**WRITTEN TASK**
Repeat the material in full. Keep every line exactly as it is.

**SUPPLIED RECORDS**

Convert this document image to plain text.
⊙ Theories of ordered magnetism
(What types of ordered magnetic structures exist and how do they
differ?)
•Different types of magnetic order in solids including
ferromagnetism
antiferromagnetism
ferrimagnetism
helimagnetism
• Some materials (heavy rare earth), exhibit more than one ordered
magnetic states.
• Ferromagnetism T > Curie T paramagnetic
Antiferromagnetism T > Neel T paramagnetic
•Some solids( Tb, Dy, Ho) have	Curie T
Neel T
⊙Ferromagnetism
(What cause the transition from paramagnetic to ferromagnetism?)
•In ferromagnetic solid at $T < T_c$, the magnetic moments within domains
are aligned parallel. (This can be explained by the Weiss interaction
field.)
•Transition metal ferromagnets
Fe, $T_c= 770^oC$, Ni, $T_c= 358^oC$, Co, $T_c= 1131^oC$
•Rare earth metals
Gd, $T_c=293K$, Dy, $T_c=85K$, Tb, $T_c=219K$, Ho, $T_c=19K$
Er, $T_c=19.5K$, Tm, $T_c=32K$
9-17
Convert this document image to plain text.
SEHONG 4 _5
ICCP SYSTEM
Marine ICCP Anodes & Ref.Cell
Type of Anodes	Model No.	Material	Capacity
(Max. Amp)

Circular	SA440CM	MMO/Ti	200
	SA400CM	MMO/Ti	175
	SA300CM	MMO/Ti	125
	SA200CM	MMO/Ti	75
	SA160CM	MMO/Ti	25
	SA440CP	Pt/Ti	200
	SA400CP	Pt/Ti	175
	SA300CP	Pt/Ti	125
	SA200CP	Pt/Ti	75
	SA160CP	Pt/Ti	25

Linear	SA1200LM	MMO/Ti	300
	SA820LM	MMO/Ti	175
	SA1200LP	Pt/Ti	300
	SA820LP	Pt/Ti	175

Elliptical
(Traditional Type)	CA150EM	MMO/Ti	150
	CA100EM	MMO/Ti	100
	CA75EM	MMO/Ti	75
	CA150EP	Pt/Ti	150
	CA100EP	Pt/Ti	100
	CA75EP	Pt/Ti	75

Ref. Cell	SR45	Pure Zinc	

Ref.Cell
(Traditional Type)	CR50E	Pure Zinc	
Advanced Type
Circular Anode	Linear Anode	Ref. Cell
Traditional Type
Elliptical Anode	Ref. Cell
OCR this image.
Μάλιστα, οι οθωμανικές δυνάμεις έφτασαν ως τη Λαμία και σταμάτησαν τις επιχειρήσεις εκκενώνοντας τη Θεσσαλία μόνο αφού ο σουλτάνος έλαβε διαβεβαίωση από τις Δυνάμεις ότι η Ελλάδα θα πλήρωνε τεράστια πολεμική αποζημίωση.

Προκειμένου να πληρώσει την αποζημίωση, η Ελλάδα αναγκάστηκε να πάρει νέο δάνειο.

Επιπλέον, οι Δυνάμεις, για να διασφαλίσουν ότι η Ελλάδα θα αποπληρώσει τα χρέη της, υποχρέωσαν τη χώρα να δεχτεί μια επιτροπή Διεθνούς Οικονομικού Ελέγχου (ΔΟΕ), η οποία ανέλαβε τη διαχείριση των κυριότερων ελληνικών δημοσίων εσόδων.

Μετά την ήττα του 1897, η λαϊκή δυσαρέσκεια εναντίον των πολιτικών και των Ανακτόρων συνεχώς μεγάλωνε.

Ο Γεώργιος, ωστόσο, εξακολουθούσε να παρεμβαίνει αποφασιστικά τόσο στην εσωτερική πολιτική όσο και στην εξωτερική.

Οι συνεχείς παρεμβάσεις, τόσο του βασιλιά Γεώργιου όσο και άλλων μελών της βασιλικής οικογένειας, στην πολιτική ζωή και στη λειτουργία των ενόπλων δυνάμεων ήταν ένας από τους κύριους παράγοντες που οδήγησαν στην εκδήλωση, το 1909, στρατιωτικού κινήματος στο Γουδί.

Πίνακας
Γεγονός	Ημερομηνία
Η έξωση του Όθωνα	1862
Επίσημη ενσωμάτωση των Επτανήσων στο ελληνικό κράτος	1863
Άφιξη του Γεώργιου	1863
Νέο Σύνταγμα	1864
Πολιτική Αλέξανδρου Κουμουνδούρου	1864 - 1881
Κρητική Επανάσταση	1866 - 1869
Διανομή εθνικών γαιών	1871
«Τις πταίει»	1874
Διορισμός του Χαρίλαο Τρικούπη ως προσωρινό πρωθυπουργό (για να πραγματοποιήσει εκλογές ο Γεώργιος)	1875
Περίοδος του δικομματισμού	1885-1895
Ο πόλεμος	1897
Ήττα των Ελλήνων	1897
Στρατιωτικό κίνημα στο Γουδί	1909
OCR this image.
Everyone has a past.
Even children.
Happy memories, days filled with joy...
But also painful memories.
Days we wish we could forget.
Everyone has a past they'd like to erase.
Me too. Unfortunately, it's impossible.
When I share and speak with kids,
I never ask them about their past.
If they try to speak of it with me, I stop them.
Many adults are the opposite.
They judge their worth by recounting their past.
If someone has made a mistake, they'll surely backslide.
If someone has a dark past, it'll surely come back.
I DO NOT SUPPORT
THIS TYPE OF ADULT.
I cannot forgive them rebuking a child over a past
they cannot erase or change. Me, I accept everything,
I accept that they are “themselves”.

**TASK RESULT**
Convert this document image to plain text.
⊙ Theories of ordered magnetism
(What types of ordered magnetic structures exist and how do they
differ?)
•Different types of magnetic order in solids including
ferromagnetism
antiferromagnetism
ferrimagnetism
helimagnetism
• Some materials (heavy rare earth), exhibit more than one ordered
magnetic states.
• Ferromagnetism T > Curie T paramagnetic
Antiferromagnetism T > Neel T paramagnetic
•Some solids( Tb, Dy, Ho) have	Curie T
Neel T
⊙Ferromagnetism
(What cause the transition from paramagnetic to ferromagnetism?)
•In ferromagnetic solid at $T < T_c$, the magnetic moments within domains
are aligned parallel. (This can be explained by the Weiss interaction
field.)
•Transition metal ferromagnets
Fe, $T_c= 770^oC$, Ni, $T_c= 358^oC$, Co, $T_c= 1131^oC$
•Rare earth metals
Gd, $T_c=293K$, Dy, $T_c=85K$, Tb, $T_c=219K$, Ho, $T_c=19K$
Er, $T_c=19.5K$, Tm, $T_c=32K$
9-17
Convert this document image to plain text.
SEHONG 4 _5
ICCP SYSTEM
Marine ICCP Anodes & Ref.Cell
Type of Anodes	Model No.	Material	Capacity
(Max. Amp)

Circular	SA440CM	MMO/Ti	200
	SA400CM	MMO/Ti	175
	SA300CM	MMO/Ti	125
	SA200CM	MMO/Ti	75
	SA160CM	MMO/Ti	25
	SA440CP	Pt/Ti	200
	SA400CP	Pt/Ti	175
	SA300CP	Pt/Ti	125
	SA200CP	Pt/Ti	75
	SA160CP	Pt/Ti	25

Linear	SA1200LM	MMO/Ti	300
	SA820LM	MMO/Ti	175
	SA1200LP	Pt/Ti	300
	SA820LP	Pt/Ti	175

Elliptical
(Traditional Type)	CA150EM	MMO/Ti	150
	CA100EM	MMO/Ti	100
	CA75EM	MMO/Ti	75
	CA150EP	Pt/Ti	150
	CA100EP	Pt/Ti	100
	CA75EP	Pt/Ti	75

Ref. Cell	SR45	Pure Zinc	

Ref.Cell
(Traditional Type)	CR50E	Pure Zinc	
Advanced Type
Circular Anode	Linear Anode	Ref. Cell
Traditional Type
Elliptical Anode	Ref. Cell
OCR this image.
Μάλιστα, οι οθωμανικές δυνάμεις έφτασαν ως τη Λαμία και σταμάτησαν τις επιχειρήσεις εκκενώνοντας τη Θεσσαλία μόνο αφού ο σουλτάνος έλαβε διαβεβαίωση από τις Δυνάμεις ότι η Ελλάδα θα πλήρωνε τεράστια πολεμική αποζημίωση.

Προκειμένου να πληρώσει την αποζημίωση, η Ελλάδα αναγκάστηκε να πάρει νέο δάνειο.

Επιπλέον, οι Δυνάμεις, για να διασφαλίσουν ότι η Ελλάδα θα αποπληρώσει τα χρέη της, υποχρέωσαν τη χώρα να δεχτεί μια επιτροπή Διεθνούς Οικονομικού Ελέγχου (ΔΟΕ), η οποία ανέλαβε τη διαχείριση των κυριότερων ελληνικών δημοσίων εσόδων.

Μετά την ήττα του 1897, η λαϊκή δυσαρέσκεια εναντίον των πολιτικών και των Ανακτόρων συνεχώς μεγάλωνε.

Ο Γεώργιος, ωστόσο, εξακολουθούσε να παρεμβαίνει αποφασιστικά τόσο στην εσωτερική πολιτική όσο και στην εξωτερική.

Οι συνεχείς παρεμβάσεις, τόσο του βασιλιά Γεώργιου όσο και άλλων μελών της βασιλικής οικογένειας, στην πολιτική ζωή και στη λειτουργία των ενόπλων δυνάμεων ήταν ένας από τους κύριους παράγοντες που οδήγησαν στην εκδήλωση, το 1909, στρατιωτικού κινήματος στο Γουδί.

Πίνακας
Γεγονός	Ημερομηνία
Η έξωση του Όθωνα	1862
Επίσημη ενσωμάτωση των Επτανήσων στο ελληνικό κράτος	1863
Άφιξη του Γεώργιου	1863
Νέο Σύνταγμα	1864
Πολιτική Αλέξανδρου Κουμουνδούρου	1864 - 1881
Κρητική Επανάσταση	1866 - 1869
Διανομή εθνικών γαιών	1871
«Τις πταίει»	1874
Διορισμός του Χαρίλαο Τρικούπη ως προσωρινό πρωθυπουργό (για να πραγματοποιήσει εκλογές ο Γεώργιος)	1875
Περίοδος του δικομματισμού	1885-1895
Ο πόλεμος	1897
Ήττα των Ελλήνων	1897
Στρατιωτικό κίνημα στο Γουδί	1909
OCR this image.
Everyone has a past.
Even children.
Happy memories, days filled with joy...
But also painful memories.
Days we wish we could forget.
Everyone has a past they'd like to erase.
Me too. Unfortunately, it's impossible.
When I share and speak with kids,
I never ask them about their past.
If they try to speak of it with me, I stop them.
Many adults are the opposite.
They judge their worth by recounting their past.
If someone has made a mistake, they'll surely backslide.
If someone has a dark past, it'll surely come back.
I DO NOT SUPPORT
THIS TYPE OF ADULT.
I cannot forgive them rebuking a child over a past
they cannot erase or change. Me, I accept everything,
I accept that they are “themselves”.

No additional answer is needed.